• _Prompt 1_:
Decide whether each statement agrees with the golf comments. Answer yes or no for each, and quote the words from the comments that settle it.
(a) One commenter lives about thirty minutes from the site of the 2015 US Open.
(b) One commenter says tournament committees make pin placements easier on the final day.
(c) One commenter says there is little room on the fairways at Whistling Straits.
• _Prompt 2_: Write out the part of the golf comments starting with "A risky shot" and going on through "Saint Louis said...".

-- Start Selected passage --

Maybe I'm missing something, but I don't see why that wouldn't make sense. The choice is not between potential birdie and potential bogey; rather, it's between potential birdie and potential bogey or double or triple.

A risky shot that could give you an opportunity to make birdie will rarely get you better than a birdie even if hit properly. But if you miss it, you could be looking at penalty strokes and possibly double or triple bogey. And if you are risk averse and just aim for the fat part of the green, although you might still have a long birdie putt, you still have a chance.

Saint Louis said...

It also seems to me that Sunday is always the most exciting day of the tournament. Obviously, being the last day it is a climax, but also, I would guess, most of the players shed their aversion to risk on the last day as it becomes clear they're not going to catch the leader by making a lot of pars.

I wonder what it would show if someone studied the scores of players and how they changed over the course of a tournament. My guess is that on Sunday (and Saturday to some extent, being after the cut) players have more really good and more really bad rounds since they are less risk averse. The study would be complicated though by the fact that tournament committees deliberately make the most difficult pin placements and tee positions on the final day. Weather would also be a complicating factor. Although you can get changes in weather throughout the course of a four hour baseball game, it's nothing like the changes over the course of a four day golf tournament.

KallenK said...

About thirty minutes from home will be the site of the 2015 US Open http://www.chambersbaygolf.com/layout10.asp?id=173&page=3342. This will probably be the only chance I will get to see a Major. I'm hoping for high winds since this is also close to the site of Galloping Gertie.http://en.wikipedia.org/wiki/Tacoma_Narrows_Bridge_(1940)

Anonymous said...

Saint Louis,

You're completely correct. For example, a bad tee shot can cost you a stroke, a good one just sets you up for an easier iron shot. And a go-for-flag iron shot - that succeeds - will get the ball closer to the hole, but you still have to make the putt. If it fails you've a lost a stroke.

Figgy said...

First off, very good analytical piece on Whistling Straits; and it was WAY back when - even more impressive.

Secondly: as we sit on the precipice of the trophy-deciding round, one can't help but notice the preponderance of "young lions" at the top of the board (how could you NOT notice it with CBS talking about it constantly?) But it begs the question - is Whistling Straits a young man's course? I've heard many in the golf commentary business say how brilliant Dye's design was in providing a variety of options to the golfer. But is it possible the best of all options is to hit the ball long and straight off the tee, leaving yourself a short iron or even a wedge for the approach shot? Although it's a penal course if you miss the fairway, there does seem to be ample room on the fairways. It's not like Winged Foot or Oak Hill, where for the US Open they grow the rough and tighten the driving areas. Also, the greens aren't all that Dye-abolical, not when you compare them to the roller coaster greens on courses like Oakmont, Pinehurst #2 and Shinnecock. On those tracks, you have to "think your way around the course", which gives the veteran guys a better chance to win. You see Tiger and Phil at just a bit under par, which would often be in the running at a major tournament in the US but here at "the Straits", they are way back in the pack with no chance to come away with the Wanamaker trophy. However, the young, flexible guys who fearlessly pound the ball a mile are 8 under and better and poised to win their first major. Jim Furyk being up there throws a little cold water on this theory but, while a short hitter, Furyk is among the straightest hitters on the tour and thus could be in the hunt in any of the majors. I seriously doubt he'll factor into the result today however - it'll be the young guns contesting for the final jewel of 2010 today.

-- End Selected passage --
-- Start Collected material --

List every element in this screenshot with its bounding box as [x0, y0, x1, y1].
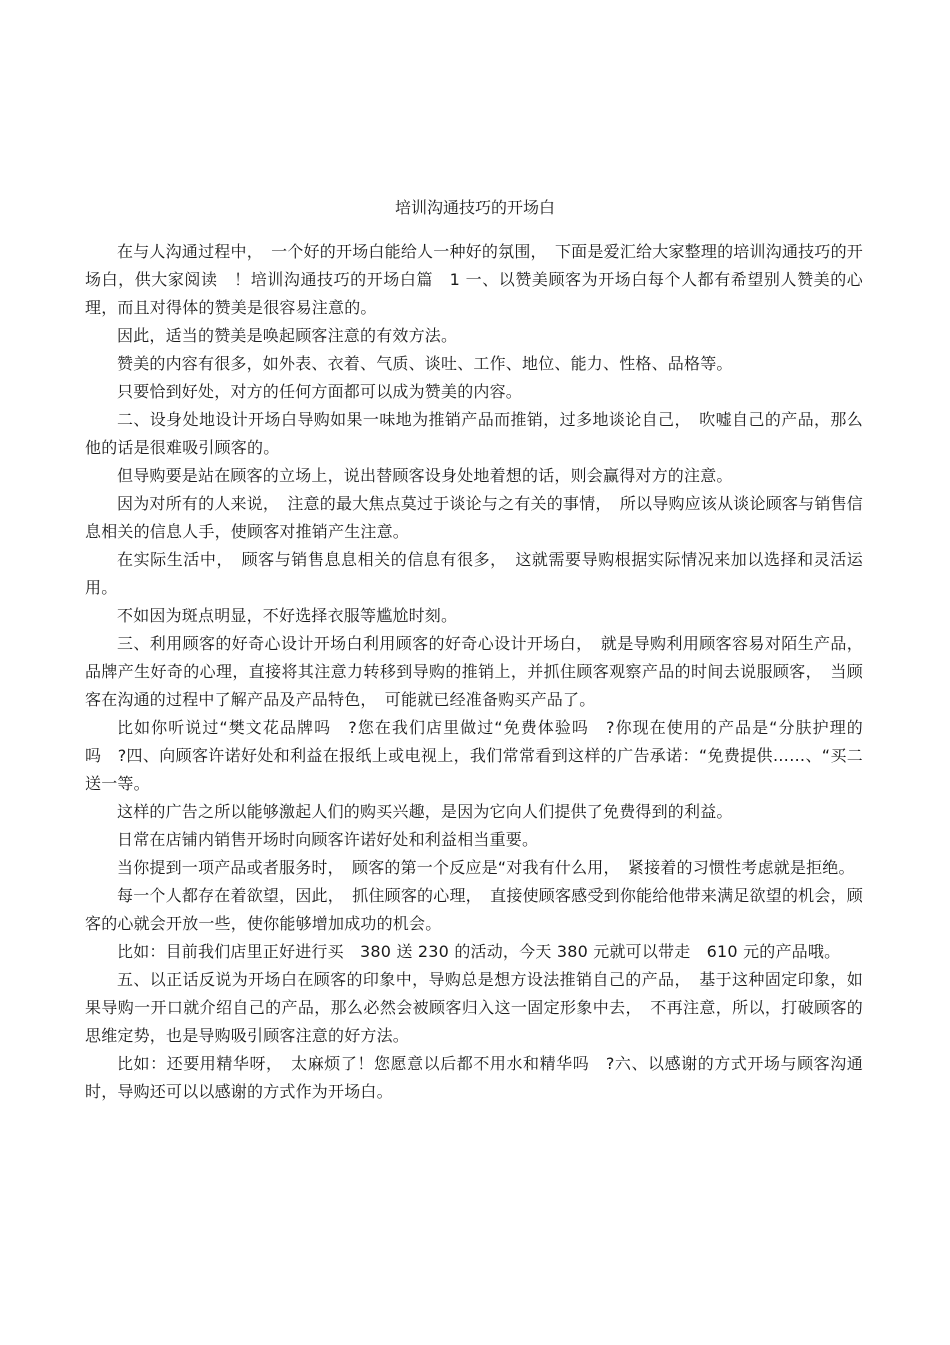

-- End Collected material --

• _Task solution 1_:
(a) Yes: "About thirty minutes from home will be the site of the 2015 US Open"
(b) No: "tournament committees deliberately make the most difficult pin placements and tee positions on the final day"
(c) No: "there does seem to be ample room on the fairways"

• _Task solution 2_:
A risky shot that could give you an opportunity to make birdie will rarely get you better than a birdie even if hit properly. But if you miss it, you could be looking at penalty strokes and possibly double or triple bogey. And if you are risk averse and just aim for the fat part of the green, although you might still have a long birdie putt, you still have a chance.

Saint Louis said...